▸ **SUPPLIED MATERIAL**
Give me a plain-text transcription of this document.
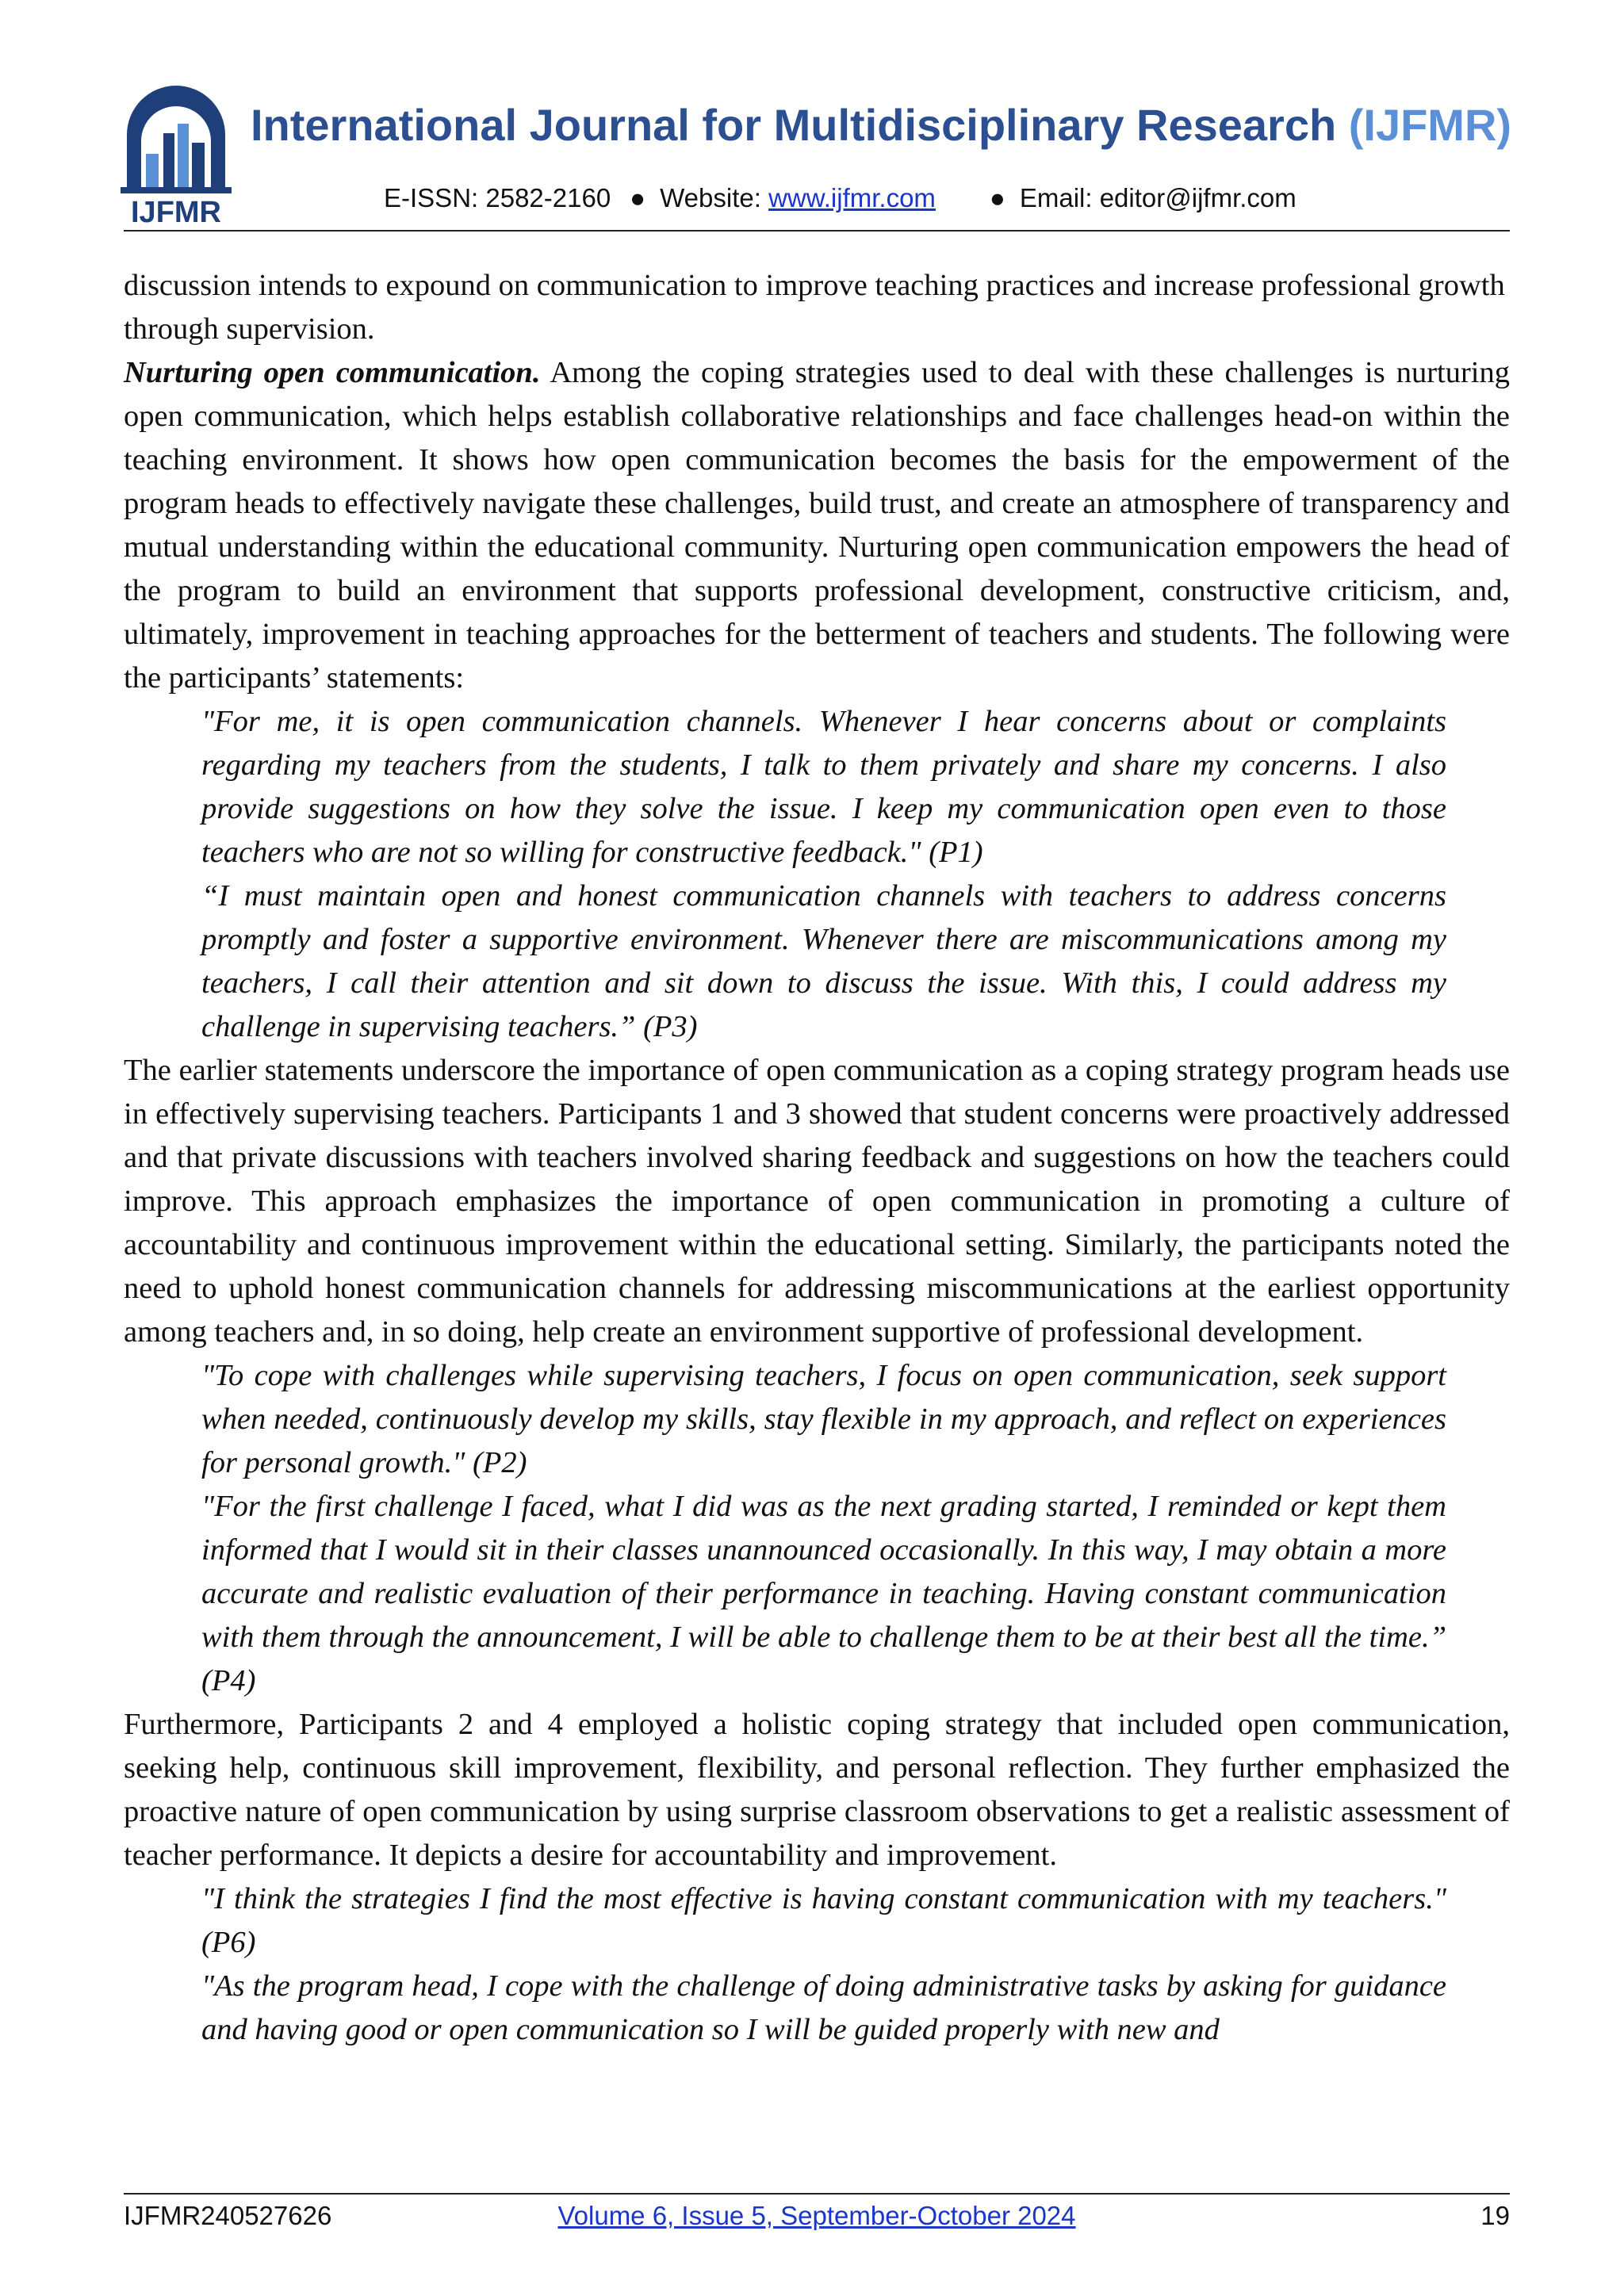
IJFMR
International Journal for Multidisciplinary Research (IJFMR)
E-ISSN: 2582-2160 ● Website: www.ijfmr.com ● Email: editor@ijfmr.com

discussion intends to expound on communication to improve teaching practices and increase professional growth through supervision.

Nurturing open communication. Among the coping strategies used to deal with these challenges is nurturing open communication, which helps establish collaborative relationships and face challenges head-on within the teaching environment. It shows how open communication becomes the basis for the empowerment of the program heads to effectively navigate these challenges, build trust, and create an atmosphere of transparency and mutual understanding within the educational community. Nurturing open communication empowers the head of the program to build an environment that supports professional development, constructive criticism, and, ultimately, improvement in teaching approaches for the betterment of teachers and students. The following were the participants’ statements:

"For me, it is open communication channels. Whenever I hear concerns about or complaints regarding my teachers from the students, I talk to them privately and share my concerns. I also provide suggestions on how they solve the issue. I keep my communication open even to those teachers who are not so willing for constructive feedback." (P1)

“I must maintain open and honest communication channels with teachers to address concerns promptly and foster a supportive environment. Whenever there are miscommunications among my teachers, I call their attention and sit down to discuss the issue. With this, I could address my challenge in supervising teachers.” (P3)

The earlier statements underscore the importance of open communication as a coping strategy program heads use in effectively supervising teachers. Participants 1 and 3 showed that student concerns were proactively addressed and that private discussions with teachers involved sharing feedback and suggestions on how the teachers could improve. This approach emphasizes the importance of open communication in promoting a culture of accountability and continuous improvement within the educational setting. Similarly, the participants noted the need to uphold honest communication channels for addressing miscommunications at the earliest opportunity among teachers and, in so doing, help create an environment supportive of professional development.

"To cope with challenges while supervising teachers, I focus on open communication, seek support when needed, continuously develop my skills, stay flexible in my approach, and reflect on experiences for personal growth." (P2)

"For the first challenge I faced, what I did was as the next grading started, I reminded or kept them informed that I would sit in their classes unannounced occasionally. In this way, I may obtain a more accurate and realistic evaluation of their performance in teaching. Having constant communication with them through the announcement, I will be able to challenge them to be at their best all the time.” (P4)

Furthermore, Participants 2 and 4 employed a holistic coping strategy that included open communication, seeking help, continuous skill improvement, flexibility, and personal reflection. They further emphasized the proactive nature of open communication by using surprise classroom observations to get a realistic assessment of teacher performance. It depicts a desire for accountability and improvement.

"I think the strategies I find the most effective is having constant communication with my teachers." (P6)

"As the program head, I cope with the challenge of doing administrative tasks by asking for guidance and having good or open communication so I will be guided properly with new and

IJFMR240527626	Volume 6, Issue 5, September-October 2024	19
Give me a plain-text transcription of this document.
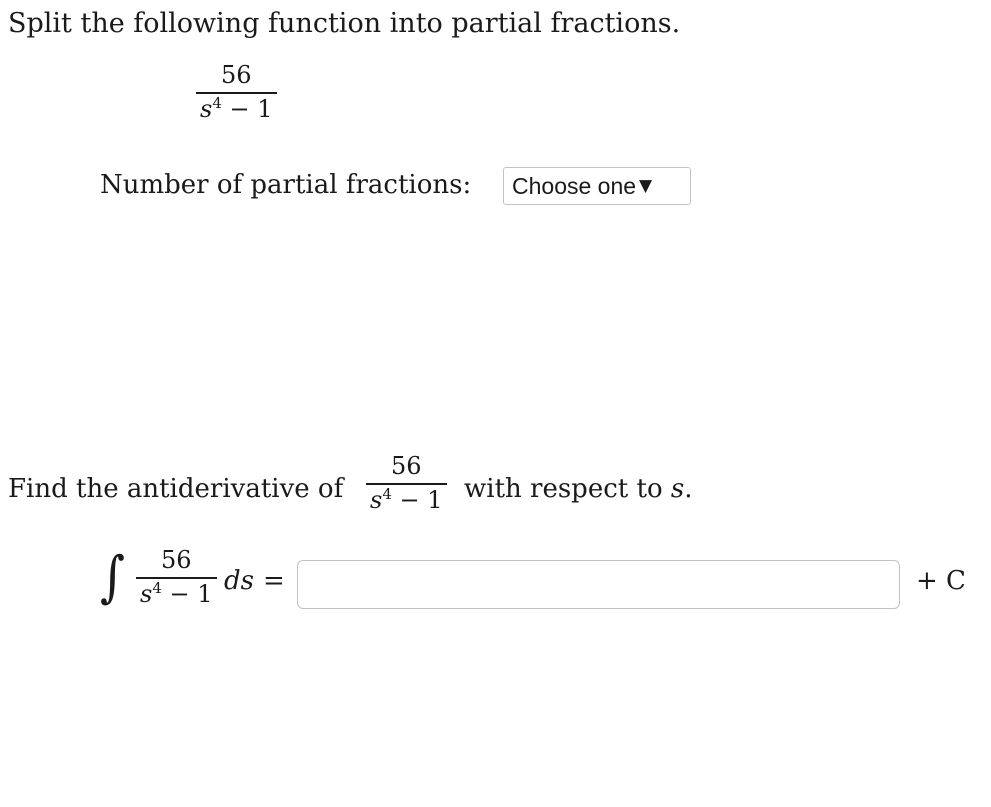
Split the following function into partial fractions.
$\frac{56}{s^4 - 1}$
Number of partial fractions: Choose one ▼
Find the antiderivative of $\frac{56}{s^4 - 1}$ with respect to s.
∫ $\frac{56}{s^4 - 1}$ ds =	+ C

▸ **STATED GOAL**
Some lines of the data may hold the word "partial". Say how many do, with nothing else.

▸ **RESPONSE**
2